::: Records supplied

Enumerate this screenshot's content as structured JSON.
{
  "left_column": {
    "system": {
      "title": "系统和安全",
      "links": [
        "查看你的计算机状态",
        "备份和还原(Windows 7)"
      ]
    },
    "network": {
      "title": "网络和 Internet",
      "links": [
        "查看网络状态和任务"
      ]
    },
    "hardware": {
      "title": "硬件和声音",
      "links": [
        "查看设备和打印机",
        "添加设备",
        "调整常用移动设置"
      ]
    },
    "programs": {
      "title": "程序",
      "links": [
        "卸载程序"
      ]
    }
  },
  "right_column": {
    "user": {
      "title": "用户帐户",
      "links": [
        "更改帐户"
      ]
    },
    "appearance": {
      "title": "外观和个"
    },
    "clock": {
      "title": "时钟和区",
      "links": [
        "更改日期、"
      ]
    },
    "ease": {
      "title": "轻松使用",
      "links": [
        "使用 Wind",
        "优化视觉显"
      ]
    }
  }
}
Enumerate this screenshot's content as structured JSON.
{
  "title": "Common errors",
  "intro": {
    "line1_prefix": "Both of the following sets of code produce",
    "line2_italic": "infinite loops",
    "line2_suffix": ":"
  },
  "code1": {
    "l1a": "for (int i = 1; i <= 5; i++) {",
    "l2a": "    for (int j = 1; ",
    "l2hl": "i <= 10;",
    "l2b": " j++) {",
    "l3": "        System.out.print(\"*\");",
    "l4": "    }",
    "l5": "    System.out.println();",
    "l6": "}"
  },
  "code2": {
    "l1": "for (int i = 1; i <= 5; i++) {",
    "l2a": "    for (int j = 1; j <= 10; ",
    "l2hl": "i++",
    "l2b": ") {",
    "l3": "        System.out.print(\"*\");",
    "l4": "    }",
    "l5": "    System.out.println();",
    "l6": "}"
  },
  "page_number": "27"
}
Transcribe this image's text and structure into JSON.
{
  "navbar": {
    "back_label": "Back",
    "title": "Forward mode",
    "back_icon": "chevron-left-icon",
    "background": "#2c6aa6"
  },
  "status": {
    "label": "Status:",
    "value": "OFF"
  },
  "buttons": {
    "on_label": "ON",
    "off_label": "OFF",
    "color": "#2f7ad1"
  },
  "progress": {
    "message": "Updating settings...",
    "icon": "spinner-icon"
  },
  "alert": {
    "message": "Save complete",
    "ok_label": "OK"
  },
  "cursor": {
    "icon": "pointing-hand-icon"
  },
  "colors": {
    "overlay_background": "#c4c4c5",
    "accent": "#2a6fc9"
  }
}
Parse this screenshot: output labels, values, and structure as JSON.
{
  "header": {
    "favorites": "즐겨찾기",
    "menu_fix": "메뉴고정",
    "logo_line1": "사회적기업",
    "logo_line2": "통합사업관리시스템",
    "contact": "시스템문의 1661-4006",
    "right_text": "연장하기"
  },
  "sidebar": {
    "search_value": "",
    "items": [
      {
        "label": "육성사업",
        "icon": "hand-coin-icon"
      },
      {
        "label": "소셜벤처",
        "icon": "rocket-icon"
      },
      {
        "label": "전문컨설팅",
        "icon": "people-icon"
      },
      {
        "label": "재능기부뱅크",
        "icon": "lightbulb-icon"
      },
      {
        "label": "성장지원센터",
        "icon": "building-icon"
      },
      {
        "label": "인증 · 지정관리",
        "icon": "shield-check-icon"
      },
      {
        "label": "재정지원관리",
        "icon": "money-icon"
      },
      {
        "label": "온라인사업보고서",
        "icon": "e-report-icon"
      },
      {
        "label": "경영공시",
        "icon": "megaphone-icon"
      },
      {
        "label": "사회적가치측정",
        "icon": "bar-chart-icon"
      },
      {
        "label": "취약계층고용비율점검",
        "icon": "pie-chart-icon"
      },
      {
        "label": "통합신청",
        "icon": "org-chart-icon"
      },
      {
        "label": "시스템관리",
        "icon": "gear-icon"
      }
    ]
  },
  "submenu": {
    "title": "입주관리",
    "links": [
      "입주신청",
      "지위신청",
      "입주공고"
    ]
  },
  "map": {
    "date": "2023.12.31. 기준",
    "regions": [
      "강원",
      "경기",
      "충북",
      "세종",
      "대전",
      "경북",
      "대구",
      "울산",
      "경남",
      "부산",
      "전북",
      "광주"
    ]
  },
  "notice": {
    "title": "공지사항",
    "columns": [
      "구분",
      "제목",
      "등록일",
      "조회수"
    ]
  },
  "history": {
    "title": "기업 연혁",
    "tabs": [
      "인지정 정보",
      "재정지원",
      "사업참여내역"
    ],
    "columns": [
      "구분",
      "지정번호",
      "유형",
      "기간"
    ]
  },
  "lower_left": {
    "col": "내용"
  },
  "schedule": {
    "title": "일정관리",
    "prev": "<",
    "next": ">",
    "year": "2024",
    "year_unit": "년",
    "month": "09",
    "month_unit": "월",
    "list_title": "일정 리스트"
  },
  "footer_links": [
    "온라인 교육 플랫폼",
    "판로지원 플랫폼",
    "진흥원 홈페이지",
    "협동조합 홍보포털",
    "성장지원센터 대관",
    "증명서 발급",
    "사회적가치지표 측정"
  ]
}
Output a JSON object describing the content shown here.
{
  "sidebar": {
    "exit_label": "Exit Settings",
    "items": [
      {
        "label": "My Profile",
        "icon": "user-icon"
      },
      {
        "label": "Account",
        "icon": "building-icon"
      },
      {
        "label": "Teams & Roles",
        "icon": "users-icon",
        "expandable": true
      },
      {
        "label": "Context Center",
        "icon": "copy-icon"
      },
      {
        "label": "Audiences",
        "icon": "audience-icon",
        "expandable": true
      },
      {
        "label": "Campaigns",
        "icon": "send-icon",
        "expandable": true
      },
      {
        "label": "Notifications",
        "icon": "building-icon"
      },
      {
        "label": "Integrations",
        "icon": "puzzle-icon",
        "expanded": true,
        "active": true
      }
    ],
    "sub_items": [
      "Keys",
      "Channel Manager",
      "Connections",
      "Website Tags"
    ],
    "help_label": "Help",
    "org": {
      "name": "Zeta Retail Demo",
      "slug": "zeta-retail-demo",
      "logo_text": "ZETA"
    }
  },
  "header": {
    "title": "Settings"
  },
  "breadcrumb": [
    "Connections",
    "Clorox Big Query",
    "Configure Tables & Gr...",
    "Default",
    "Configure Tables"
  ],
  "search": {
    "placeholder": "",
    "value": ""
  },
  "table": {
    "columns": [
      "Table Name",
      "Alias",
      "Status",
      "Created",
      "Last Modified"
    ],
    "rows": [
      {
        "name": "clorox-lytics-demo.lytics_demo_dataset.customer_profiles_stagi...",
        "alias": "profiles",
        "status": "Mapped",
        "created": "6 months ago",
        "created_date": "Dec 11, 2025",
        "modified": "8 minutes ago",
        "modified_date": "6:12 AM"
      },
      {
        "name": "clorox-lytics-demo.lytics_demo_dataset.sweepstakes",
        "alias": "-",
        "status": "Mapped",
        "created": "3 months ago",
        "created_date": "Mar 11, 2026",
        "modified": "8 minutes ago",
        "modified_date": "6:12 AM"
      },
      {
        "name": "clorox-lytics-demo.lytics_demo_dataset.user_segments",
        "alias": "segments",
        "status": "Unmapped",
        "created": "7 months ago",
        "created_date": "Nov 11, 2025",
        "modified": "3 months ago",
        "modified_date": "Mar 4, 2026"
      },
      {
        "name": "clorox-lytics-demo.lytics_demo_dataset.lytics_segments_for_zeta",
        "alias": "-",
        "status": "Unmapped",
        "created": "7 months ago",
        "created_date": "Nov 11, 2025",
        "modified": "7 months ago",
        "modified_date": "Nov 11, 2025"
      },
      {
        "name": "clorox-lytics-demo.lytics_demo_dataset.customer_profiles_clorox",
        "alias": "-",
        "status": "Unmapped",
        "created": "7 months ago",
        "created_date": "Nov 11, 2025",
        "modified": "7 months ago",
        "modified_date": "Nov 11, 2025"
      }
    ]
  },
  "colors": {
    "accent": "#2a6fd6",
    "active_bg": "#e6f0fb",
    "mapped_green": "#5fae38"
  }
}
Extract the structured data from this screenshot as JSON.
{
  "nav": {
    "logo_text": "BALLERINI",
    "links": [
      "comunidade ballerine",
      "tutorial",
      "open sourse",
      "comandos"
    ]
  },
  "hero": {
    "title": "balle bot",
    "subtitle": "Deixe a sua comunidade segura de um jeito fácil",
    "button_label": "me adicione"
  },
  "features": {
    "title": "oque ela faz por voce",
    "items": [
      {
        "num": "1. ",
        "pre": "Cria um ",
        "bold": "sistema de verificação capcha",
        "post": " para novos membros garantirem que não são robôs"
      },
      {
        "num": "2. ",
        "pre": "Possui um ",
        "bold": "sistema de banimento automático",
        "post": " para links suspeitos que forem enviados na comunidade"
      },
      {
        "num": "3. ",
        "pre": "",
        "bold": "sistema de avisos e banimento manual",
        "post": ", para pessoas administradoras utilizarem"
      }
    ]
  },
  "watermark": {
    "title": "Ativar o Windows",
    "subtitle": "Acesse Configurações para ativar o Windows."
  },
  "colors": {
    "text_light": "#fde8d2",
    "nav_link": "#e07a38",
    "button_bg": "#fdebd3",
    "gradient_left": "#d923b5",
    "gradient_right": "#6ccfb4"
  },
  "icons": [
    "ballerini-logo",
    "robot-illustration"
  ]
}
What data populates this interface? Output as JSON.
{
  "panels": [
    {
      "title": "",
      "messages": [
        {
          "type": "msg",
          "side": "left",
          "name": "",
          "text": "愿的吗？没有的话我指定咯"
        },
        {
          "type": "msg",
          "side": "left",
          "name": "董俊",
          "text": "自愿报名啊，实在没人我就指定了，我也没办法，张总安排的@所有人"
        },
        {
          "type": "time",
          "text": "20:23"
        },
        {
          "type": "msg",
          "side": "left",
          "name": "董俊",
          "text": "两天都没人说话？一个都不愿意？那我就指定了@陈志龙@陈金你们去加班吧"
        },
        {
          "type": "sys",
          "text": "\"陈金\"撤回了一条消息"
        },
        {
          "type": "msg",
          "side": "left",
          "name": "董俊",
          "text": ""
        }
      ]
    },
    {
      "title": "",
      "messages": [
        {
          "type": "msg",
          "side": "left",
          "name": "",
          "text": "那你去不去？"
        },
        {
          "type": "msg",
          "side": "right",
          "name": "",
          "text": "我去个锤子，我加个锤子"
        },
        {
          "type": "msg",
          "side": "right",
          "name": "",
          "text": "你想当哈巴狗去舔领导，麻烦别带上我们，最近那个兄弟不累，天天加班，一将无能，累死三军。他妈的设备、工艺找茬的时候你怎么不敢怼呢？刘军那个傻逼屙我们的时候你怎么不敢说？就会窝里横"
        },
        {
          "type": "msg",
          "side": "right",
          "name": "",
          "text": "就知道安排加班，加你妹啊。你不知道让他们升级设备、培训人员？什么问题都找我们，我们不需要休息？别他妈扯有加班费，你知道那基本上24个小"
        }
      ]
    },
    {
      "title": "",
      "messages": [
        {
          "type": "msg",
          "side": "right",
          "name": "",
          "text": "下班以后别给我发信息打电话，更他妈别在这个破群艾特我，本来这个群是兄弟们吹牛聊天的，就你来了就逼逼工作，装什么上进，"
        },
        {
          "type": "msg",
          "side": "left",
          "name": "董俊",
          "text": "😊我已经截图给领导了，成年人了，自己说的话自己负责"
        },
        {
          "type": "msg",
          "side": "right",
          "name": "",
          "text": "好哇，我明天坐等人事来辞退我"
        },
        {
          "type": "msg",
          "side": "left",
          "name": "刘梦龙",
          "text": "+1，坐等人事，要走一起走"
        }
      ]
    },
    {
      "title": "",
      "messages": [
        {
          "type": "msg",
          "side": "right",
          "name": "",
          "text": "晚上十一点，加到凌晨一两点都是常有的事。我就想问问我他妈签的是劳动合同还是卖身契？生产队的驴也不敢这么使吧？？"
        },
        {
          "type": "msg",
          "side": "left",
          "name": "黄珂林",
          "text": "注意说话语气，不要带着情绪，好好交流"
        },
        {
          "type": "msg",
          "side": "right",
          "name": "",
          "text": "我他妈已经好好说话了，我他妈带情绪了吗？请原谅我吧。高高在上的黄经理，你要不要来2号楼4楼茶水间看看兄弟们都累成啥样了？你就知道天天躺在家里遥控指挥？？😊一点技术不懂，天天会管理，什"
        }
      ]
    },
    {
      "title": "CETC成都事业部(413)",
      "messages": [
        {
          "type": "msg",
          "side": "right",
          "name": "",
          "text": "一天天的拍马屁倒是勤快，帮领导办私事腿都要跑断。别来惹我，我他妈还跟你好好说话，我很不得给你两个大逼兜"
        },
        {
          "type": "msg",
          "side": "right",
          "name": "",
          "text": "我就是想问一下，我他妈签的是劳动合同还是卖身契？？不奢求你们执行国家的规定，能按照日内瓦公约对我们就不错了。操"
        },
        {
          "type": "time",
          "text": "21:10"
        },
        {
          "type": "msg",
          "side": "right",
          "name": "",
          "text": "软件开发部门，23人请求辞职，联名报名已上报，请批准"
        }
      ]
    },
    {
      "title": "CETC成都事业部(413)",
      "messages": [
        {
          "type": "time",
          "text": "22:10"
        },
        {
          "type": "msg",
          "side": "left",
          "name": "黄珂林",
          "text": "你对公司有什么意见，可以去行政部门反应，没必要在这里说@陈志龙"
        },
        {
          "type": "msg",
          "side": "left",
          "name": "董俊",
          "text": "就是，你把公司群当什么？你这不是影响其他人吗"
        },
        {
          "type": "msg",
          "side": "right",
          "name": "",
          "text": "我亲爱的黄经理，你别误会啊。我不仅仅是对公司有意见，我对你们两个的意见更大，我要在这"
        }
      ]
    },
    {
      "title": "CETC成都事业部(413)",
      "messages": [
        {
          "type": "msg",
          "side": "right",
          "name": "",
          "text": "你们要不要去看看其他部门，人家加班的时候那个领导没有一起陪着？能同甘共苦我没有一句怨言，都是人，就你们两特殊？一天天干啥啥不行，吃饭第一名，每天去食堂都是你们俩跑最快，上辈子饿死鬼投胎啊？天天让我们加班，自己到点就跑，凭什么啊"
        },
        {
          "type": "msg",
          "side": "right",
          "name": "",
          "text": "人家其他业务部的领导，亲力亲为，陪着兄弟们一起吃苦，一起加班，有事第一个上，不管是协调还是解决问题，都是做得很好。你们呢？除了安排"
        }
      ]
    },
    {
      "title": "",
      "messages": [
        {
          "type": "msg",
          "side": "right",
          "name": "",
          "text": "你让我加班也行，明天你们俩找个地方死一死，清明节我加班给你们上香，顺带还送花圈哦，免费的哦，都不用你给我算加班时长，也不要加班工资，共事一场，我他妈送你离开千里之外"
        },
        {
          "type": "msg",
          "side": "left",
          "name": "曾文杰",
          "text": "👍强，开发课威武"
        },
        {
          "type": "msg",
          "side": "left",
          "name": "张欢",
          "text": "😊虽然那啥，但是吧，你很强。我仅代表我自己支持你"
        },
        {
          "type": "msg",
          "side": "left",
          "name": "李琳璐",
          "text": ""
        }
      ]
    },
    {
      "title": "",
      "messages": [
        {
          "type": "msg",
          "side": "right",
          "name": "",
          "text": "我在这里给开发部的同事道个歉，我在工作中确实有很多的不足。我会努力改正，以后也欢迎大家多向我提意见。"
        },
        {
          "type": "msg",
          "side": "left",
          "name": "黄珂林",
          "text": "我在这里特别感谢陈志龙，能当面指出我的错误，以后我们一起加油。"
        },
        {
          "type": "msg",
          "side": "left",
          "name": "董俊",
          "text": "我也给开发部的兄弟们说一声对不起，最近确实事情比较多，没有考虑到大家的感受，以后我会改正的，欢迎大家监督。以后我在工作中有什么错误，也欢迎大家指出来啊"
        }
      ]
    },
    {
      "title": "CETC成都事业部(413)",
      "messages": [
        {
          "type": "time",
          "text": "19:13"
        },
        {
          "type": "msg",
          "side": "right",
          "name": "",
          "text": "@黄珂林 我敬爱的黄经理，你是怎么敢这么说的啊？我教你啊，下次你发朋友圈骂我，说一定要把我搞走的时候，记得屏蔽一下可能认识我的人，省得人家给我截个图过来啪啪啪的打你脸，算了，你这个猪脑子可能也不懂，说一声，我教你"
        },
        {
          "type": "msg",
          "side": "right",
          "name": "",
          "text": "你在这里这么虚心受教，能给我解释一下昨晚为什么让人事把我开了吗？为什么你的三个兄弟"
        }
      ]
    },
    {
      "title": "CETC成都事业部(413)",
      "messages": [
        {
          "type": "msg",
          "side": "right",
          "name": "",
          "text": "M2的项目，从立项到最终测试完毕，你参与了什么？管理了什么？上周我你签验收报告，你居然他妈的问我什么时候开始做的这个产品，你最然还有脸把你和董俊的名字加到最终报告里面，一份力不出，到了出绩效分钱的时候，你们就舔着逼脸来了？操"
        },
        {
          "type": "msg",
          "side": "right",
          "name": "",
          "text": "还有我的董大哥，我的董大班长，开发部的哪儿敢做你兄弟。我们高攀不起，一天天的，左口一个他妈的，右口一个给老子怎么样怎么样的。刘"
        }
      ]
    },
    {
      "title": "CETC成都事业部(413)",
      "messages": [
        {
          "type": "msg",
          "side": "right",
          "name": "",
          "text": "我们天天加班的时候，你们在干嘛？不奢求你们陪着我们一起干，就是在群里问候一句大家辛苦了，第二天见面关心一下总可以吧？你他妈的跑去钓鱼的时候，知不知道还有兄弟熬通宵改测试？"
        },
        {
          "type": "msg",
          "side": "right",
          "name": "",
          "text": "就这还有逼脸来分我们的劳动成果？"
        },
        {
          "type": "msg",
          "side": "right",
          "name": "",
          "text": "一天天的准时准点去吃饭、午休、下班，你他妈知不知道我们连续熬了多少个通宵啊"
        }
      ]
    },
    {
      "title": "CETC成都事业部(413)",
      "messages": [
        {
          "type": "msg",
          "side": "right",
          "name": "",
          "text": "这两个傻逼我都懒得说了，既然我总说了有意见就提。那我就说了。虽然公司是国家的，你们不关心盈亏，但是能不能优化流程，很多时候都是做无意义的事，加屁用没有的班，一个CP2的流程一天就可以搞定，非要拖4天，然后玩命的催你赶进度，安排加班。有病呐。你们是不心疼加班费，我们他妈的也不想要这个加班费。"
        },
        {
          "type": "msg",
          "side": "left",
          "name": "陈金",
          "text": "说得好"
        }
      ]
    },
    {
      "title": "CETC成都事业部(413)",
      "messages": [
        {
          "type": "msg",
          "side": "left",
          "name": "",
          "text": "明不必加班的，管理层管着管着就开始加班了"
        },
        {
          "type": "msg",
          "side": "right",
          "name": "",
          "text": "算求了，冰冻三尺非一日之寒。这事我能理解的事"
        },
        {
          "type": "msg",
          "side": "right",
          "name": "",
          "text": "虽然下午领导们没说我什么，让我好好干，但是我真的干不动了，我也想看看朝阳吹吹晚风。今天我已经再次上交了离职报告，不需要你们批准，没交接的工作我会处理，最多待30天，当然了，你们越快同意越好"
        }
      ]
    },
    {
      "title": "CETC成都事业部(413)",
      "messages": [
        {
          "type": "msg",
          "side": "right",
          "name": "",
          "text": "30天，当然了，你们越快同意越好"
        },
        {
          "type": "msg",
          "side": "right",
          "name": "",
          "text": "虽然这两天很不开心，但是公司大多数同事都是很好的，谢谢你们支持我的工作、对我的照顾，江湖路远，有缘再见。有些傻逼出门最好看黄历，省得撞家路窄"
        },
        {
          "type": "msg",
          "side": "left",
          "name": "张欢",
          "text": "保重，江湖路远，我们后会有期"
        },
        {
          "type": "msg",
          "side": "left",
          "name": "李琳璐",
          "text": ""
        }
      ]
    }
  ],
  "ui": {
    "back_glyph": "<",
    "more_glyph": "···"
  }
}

::::::

Task to complete -> Find and copy each line above that includes the string "screenshot".

Finished answer ->
Enumerate this screenshot's content as structured JSON.
Enumerate this screenshot's content as structured JSON.
Parse this screenshot: output labels, values, and structure as JSON.
Extract the structured data from this screenshot as JSON.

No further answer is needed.